* _TASK DETAILS_: Search the entries for the word "Lower" and pull out each line that has it.

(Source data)
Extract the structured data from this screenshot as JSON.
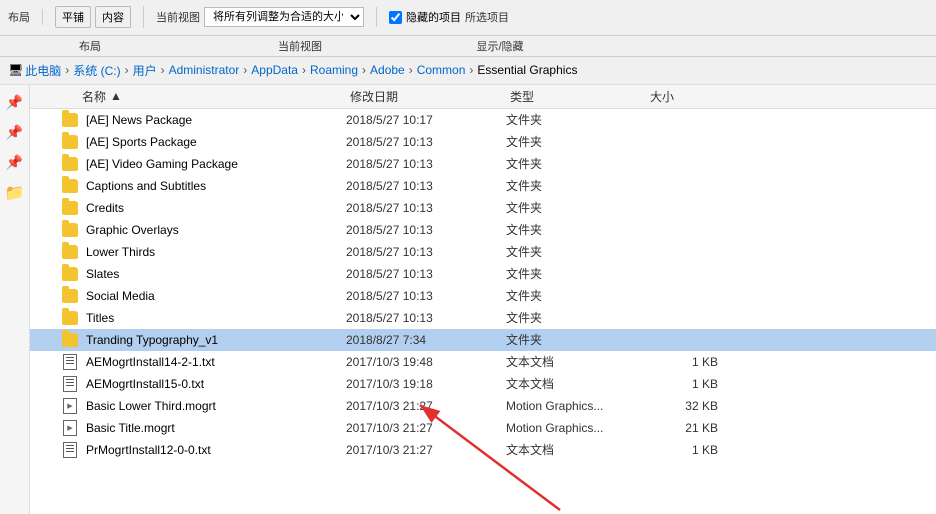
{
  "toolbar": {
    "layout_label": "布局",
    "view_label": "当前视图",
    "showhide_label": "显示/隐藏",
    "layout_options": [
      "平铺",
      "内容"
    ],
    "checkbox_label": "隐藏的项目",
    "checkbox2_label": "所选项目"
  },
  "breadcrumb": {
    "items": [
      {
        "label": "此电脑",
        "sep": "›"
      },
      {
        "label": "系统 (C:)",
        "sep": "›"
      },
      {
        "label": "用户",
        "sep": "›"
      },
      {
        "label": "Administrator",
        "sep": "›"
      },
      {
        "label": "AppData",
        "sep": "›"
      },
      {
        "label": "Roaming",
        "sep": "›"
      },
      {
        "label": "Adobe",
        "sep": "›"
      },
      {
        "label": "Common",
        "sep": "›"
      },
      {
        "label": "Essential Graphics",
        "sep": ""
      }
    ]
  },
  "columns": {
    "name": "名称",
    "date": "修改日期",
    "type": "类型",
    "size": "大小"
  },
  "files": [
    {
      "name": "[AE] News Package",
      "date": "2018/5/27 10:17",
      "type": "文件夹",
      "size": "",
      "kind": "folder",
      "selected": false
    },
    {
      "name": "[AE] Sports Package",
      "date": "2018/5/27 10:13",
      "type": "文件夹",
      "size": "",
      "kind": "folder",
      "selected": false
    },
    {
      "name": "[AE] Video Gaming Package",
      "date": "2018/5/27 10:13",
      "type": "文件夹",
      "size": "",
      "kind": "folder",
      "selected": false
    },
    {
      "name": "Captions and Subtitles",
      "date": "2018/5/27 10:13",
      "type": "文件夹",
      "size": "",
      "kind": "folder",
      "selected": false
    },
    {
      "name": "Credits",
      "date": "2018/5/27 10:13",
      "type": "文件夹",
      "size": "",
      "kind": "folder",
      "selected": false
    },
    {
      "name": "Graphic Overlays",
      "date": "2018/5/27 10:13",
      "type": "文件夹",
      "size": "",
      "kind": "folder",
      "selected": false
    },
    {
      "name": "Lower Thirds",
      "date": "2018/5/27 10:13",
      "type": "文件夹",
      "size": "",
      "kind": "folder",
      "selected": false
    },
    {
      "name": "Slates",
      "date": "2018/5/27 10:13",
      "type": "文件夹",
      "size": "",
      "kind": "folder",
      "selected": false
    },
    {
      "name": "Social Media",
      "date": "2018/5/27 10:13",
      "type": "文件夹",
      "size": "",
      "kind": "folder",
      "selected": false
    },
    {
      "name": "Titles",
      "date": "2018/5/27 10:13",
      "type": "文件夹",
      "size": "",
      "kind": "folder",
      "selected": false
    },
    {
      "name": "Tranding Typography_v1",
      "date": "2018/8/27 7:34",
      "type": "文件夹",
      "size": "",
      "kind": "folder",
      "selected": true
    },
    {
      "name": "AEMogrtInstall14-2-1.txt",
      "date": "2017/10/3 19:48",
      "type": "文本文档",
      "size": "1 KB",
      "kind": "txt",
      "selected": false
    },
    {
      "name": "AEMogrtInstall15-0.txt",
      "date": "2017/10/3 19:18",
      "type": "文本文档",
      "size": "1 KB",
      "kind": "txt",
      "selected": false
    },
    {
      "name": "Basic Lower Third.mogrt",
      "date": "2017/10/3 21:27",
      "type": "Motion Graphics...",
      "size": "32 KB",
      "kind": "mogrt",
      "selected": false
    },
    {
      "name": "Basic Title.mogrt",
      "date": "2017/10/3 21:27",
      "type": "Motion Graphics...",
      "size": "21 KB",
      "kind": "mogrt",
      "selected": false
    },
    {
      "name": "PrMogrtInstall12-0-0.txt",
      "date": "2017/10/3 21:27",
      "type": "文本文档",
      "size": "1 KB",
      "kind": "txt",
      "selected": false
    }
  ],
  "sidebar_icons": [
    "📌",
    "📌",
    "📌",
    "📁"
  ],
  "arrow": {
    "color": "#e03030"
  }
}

* _THE SOLUTION_:
      "name": "Lower Thirds",
      "name": "Basic Lower Third.mogrt",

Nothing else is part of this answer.